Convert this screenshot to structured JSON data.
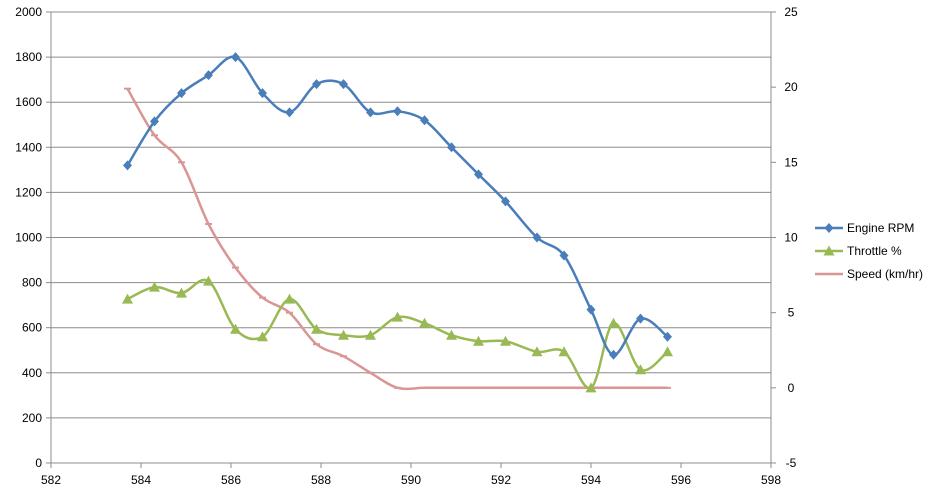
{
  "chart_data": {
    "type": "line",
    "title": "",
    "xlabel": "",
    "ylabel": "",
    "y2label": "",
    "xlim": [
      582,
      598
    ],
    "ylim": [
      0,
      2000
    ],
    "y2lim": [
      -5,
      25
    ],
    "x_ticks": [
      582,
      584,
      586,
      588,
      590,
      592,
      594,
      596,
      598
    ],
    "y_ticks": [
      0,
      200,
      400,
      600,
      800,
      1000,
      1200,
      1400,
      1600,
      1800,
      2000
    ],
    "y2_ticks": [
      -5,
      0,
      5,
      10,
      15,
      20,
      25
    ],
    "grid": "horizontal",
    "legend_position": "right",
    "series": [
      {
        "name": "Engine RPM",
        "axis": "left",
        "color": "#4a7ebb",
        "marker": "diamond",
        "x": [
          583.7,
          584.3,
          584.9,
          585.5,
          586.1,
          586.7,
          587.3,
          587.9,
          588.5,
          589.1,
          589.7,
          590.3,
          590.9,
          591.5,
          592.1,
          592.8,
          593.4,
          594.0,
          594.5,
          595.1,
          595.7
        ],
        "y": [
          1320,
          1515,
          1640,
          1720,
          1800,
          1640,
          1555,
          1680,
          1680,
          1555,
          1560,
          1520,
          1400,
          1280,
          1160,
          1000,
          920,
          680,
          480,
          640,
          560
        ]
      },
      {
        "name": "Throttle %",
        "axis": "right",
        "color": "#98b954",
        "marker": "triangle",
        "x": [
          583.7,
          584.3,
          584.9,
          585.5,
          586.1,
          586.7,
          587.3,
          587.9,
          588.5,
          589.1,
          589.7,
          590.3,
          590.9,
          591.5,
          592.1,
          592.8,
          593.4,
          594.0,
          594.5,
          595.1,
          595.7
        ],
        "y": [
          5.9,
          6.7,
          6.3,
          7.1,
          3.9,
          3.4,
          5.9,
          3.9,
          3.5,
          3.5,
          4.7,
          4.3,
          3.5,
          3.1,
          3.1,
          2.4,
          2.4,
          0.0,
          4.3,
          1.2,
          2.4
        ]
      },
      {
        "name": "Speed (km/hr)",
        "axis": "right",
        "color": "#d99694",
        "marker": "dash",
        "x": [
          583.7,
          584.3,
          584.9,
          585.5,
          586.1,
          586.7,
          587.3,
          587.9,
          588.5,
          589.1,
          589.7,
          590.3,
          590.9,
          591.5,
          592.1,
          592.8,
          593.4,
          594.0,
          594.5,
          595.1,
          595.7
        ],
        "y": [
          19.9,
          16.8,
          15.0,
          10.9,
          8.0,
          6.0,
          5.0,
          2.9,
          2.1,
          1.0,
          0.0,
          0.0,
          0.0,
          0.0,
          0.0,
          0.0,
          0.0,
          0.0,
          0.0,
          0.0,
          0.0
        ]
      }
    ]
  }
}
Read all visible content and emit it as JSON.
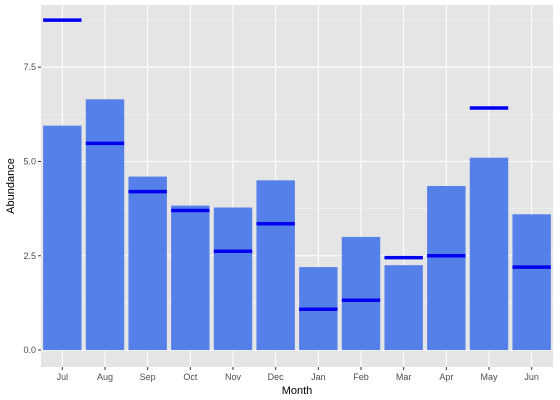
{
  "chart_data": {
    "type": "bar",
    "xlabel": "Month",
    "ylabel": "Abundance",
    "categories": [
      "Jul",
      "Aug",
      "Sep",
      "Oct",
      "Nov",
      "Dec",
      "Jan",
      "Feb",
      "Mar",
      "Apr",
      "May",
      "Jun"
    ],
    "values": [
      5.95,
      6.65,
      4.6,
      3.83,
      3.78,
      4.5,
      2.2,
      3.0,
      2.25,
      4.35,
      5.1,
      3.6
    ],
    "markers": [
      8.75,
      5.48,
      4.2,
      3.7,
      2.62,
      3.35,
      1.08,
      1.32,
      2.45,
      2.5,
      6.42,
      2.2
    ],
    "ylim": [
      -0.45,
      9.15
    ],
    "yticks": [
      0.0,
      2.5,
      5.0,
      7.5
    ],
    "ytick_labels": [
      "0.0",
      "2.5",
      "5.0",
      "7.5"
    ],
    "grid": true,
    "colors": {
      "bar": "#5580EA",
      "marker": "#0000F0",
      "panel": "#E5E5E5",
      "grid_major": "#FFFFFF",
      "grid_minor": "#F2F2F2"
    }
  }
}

Task →
Using the listing above, work out how many of its lines include "JSON", and give only the result.

Expected output →
2